***** GIVEN INFORMATION *****

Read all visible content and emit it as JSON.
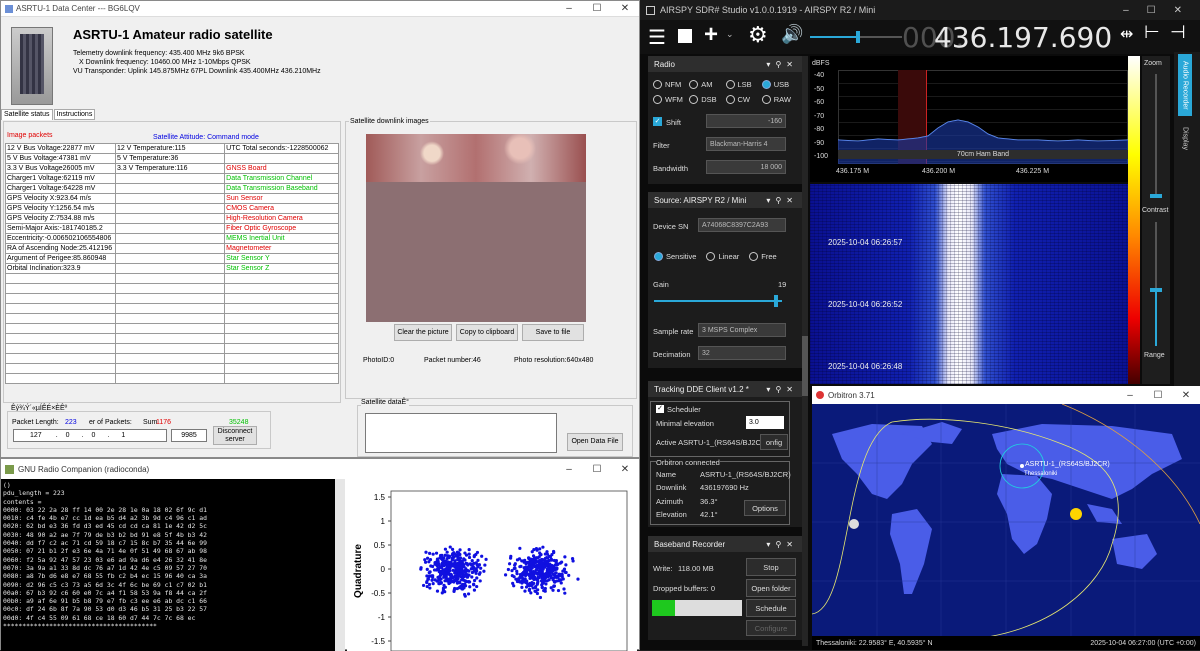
{
  "asrtu": {
    "window_title": "ASRTU-1 Data Center --- BG6LQV",
    "title": "ASRTU-1  Amateur radio satellite",
    "info_lines": [
      "Telemetry downlink frequency: 435.400 MHz 9k6 BPSK",
      "X      Downlink frequency: 10460.00 MHz 1-10Mbps QPSK",
      "VU   Transponder: Uplink 145.875MHz 67PL Downlink 435.400MHz 436.210MHz"
    ],
    "tabs": [
      "Satellite status",
      "Instructions"
    ],
    "image_packets": "Image packets",
    "attitude": "Satellite Attitude: Command mode",
    "grid": [
      [
        "12 V  Bus Voltage:22877 mV",
        "12 V Temperature:115",
        "UTC Total seconds:-1228500062"
      ],
      [
        " 5 V  Bus Voltage:47381 mV",
        " 5 V Temperature:36",
        ""
      ],
      [
        "3.3 V  Bus Voltage26005 mV",
        "3.3 V Temperature:116",
        "GNSS Board"
      ],
      [
        "Charger1 Voltage:62119 mV",
        "",
        "Data Transmission Channel"
      ],
      [
        "Charger1 Voltage:64228 mV",
        "",
        "Data Transmission Baseband"
      ],
      [
        "GPS Velocity X:923.64 m/s",
        "",
        "Sun Sensor"
      ],
      [
        "GPS Velocity Y:1256.54 m/s",
        "",
        "CMOS Camera"
      ],
      [
        "GPS Velocity Z:7534.88 m/s",
        "",
        "High-Resolution Camera"
      ],
      [
        "Semi-Major Axis:-181740185.2",
        "",
        "Fiber Optic Gyroscope"
      ],
      [
        "Eccentricity:-0.006502106554806",
        "",
        "MEMS Inertial Unit"
      ],
      [
        "RA of Ascending Node:25.412196",
        "",
        "Magnetometer"
      ],
      [
        "Argument of Perigee:85.860948",
        "",
        "Star Sensor Y"
      ],
      [
        "Orbital Inclination:323.9",
        "",
        "Star Sensor Z"
      ],
      [
        "",
        "",
        ""
      ],
      [
        "",
        "",
        ""
      ],
      [
        "",
        "",
        ""
      ],
      [
        "",
        "",
        ""
      ],
      [
        "",
        "",
        ""
      ],
      [
        "",
        "",
        ""
      ],
      [
        "",
        "",
        ""
      ],
      [
        "",
        "",
        ""
      ],
      [
        "",
        "",
        ""
      ],
      [
        "",
        "",
        ""
      ],
      [
        "",
        "",
        ""
      ]
    ],
    "grid_colors": [
      "",
      "",
      "red",
      "green",
      "green",
      "red",
      "red",
      "red",
      "red",
      "green",
      "red",
      "green",
      "green"
    ],
    "downlink_images_label": "Satellite downlink images",
    "clear_btn": "Clear the picture",
    "copy_btn": "Copy to clipboard",
    "save_btn": "Save to file",
    "photo_id": "PhotoID:0",
    "packet_number": "Packet number:46",
    "photo_res": "Photo resolution:640x480",
    "garbled": "Êý¾Ý´«µÍÊÉ×ÈÊº",
    "packet_length_label": "Packet Length:",
    "packet_length": "223",
    "num_packets_label": "er of Packets:",
    "sum_label": "Sum",
    "sum_value": "1176",
    "sum2": "35248",
    "ip": [
      "127",
      ".",
      "0",
      ".",
      "0",
      ".",
      "1"
    ],
    "port": "9985",
    "disconnect": "Disconnect server",
    "sat_data_label": "Satellite dataÊ°",
    "open_data_file": "Open Data File"
  },
  "gnu": {
    "window_title": "GNU Radio Companion (radioconda)",
    "terminal": [
      "()",
      "pdu_length = 223",
      "contents =",
      "0000: 03 22 2a 28 ff 14 00 2e 28 1e 0a 18 02 6f 9c d1",
      "0010: c4 fe 4b e7 cc 1d ea b5 d4 a2 3b 9d c4 96 c1 ad",
      "0020: 62 bd e3 36 fd d3 ed 45 cd cd ca 81 1e 42 d2 5c",
      "0030: 48 90 a2 ae 7f 79 de b3 b2 bd 91 e8 5f 4b b3 42",
      "0040: dd f7 c2 ac 71 cd 59 18 c7 15 8c b7 35 44 6e 99",
      "0050: 07 21 b1 2f e3 6e 4a 71 4e 0f 51 49 68 67 ab 98",
      "0060: f2 5a 92 47 57 23 03 e6 ad 9a d6 e4 26 32 41 8e",
      "0070: 3a 9a a1 33 8d dc 76 a7 1d 42 4e c5 09 57 27 70",
      "0080: a8 7b d6 e8 e7 68 55 fb c2 b4 ec 15 96 40 ca 3a",
      "0090: d2 96 c5 c3 73 a5 6d 3c 4f 6c be 69 c1 c7 02 b1",
      "00a0: 67 b3 92 c6 60 e0 7c a4 f1 58 53 9a f8 44 ca 2f",
      "00b0: a9 af 6e 91 b5 b8 79 e7 fb c3 ee e6 ab dc c1 66",
      "00c0: df 24 6b 8f 7a 90 53 d0 d3 46 b5 31 25 b3 22 57",
      "00d0: 4f c4 55 09 61 68 ce 18 60 d7 44 7c 7c 68 ec",
      "****************************************"
    ],
    "ylabel": "Quadrature",
    "yticks": [
      "1.5",
      "1",
      "0.5",
      "0",
      "-0.5",
      "-1",
      "-1.5"
    ]
  },
  "sdr": {
    "window_title": "AIRSPY SDR# Studio v1.0.0.1919 - AIRSPY R2 / Mini",
    "freq_dim": "000.",
    "freq": "436.197.690",
    "radio": {
      "title": "Radio",
      "modes": [
        "NFM",
        "AM",
        "LSB",
        "USB",
        "WFM",
        "DSB",
        "CW",
        "RAW"
      ],
      "selected": "USB",
      "shift_label": "Shift",
      "shift_val": "-160",
      "filter_label": "Filter",
      "filter_val": "Blackman-Harris 4",
      "bw_label": "Bandwidth",
      "bw_val": "18 000"
    },
    "source": {
      "title": "Source: AIRSPY R2 / Mini",
      "device_label": "Device SN",
      "device_val": "A74068C8397C2A93",
      "modes": [
        "Sensitive",
        "Linear",
        "Free"
      ],
      "gain_label": "Gain",
      "gain_val": "19",
      "sr_label": "Sample rate",
      "sr_val": "3 MSPS Complex",
      "dec_label": "Decimation",
      "dec_val": "32",
      "gain_level": 0.95
    },
    "spectrum": {
      "unit": "dBFS",
      "db": [
        "-40",
        "-50",
        "-60",
        "-70",
        "-80",
        "-90",
        "-100"
      ],
      "band": "70cm Ham Band",
      "freqs": [
        "436.175 M",
        "436.200 M",
        "436.225 M"
      ],
      "right_val": "13"
    },
    "waterfall": {
      "times": [
        "2025-10-04 06:26:57",
        "2025-10-04 06:26:52",
        "2025-10-04 06:26:48"
      ]
    },
    "side": {
      "zoom": "Zoom",
      "contrast": "Contrast",
      "range": "Range",
      "audio": "Audio Recorder",
      "display": "Display"
    },
    "tracking": {
      "title": "Tracking DDE Client v1.2 *",
      "scheduler": "Scheduler",
      "min_elev_label": "Minimal elevation",
      "min_elev": "3.0",
      "active": "Active ASRTU-1_(RS64S/BJ2CR)",
      "config_btn": "onfig",
      "orb_conn": "Orbitron connected",
      "name_label": "Name",
      "name": "ASRTU-1_(RS64S/BJ2CR)",
      "down_label": "Downlink",
      "down": "436197690 Hz",
      "az_label": "Azimuth",
      "az": "36.3°",
      "el_label": "Elevation",
      "el": "42.1°",
      "options": "Options"
    },
    "baseband": {
      "title": "Baseband Recorder",
      "write": "Write:",
      "write_val": "118.00 MB",
      "stop": "Stop",
      "dropped": "Dropped buffers: 0",
      "open_folder": "Open folder",
      "schedule": "Schedule",
      "configure": "Configure",
      "progress": 0.25
    }
  },
  "orbitron": {
    "title": "Orbitron 3.71",
    "sat_label": "ASRTU-1_(RS64S/BJ2CR)",
    "city": "Thessaloniki",
    "status_left": "Thessaloniki: 22.9583° E, 40.5935° N",
    "status_right": "2025-10-04 06:27:00 (UTC +0:00)"
  },
  "colors": {
    "sdr_accent": "#2aa8d8",
    "map_ocean": "#0a1a7a",
    "map_land": "#4a5de8"
  }
}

*****

## REQUIRED TASK
Pull every line containing "Temperature" out of the records.

## RESPONSE
        "12 V Temperature:115",
        " 5 V Temperature:36",
        "3.3 V Temperature:116",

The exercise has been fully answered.